**Task data**
★ ★ ★ ★ ★
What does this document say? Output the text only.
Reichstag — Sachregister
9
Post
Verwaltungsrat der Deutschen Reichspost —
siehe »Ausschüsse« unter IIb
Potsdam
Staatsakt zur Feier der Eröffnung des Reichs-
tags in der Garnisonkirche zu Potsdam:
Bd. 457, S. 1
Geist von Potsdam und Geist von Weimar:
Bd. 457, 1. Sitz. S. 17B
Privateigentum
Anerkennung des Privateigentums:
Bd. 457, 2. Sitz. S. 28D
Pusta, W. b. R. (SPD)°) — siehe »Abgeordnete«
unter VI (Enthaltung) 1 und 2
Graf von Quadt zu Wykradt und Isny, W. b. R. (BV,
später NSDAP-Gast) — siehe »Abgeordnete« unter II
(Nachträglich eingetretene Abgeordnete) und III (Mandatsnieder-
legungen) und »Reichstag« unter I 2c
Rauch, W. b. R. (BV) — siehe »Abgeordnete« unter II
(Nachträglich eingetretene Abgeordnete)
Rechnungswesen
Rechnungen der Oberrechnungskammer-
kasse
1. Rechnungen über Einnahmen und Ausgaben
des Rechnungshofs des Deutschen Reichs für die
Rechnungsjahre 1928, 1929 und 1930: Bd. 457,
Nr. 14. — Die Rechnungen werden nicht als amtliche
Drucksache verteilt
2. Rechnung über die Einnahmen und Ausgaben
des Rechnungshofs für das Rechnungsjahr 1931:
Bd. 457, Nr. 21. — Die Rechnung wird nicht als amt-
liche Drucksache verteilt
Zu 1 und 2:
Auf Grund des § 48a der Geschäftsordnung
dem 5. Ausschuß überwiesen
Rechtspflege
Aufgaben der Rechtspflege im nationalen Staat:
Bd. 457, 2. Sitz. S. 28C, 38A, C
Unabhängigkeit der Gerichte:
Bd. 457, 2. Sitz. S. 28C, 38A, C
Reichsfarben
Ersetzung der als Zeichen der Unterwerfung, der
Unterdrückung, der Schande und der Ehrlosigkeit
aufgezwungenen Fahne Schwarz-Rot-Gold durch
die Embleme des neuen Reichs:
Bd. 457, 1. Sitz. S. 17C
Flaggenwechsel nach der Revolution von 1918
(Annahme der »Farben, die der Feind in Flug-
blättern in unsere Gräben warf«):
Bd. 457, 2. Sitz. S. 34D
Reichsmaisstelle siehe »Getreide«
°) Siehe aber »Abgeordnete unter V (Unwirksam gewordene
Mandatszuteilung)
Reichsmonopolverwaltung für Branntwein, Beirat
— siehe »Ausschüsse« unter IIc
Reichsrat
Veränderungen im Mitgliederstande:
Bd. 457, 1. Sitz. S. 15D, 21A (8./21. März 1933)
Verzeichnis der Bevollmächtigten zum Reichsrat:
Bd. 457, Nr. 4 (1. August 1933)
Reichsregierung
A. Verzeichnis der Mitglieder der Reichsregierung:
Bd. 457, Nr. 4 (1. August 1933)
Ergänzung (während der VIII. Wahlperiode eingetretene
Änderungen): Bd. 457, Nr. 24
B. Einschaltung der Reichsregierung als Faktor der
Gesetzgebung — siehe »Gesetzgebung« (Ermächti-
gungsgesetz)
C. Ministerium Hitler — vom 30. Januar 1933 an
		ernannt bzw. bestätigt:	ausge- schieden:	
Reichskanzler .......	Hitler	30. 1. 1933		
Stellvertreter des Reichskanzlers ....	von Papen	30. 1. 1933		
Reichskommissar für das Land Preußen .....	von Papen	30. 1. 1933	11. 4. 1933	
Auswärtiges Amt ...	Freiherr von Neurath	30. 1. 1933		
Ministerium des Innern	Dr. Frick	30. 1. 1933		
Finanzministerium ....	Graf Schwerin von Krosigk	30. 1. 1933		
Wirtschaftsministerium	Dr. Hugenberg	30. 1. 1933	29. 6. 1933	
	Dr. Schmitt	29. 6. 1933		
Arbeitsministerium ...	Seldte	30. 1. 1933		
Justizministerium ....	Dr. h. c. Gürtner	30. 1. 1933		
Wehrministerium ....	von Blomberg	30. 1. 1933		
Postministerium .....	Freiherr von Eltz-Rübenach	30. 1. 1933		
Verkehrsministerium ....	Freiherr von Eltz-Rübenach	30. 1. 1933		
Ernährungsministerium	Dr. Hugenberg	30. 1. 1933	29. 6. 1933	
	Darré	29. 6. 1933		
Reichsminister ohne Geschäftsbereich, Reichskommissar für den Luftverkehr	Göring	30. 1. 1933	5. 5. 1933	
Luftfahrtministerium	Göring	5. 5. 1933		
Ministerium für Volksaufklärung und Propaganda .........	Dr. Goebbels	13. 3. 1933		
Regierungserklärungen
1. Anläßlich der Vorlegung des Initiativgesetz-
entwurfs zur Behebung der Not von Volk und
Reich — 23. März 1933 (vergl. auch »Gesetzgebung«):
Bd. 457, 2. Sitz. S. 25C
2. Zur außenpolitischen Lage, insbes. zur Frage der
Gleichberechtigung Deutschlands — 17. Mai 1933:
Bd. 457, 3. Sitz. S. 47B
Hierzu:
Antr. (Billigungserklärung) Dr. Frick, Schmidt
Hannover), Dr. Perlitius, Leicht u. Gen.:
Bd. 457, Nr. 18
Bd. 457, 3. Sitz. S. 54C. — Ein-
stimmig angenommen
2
★ ★ ★ ★ ★
Reproduce every line from the preceding data in which the word "Ausgaben" can be found.

1. Rechnungen über Einnahmen und Ausgaben
2. Rechnung über die Einnahmen und Ausgaben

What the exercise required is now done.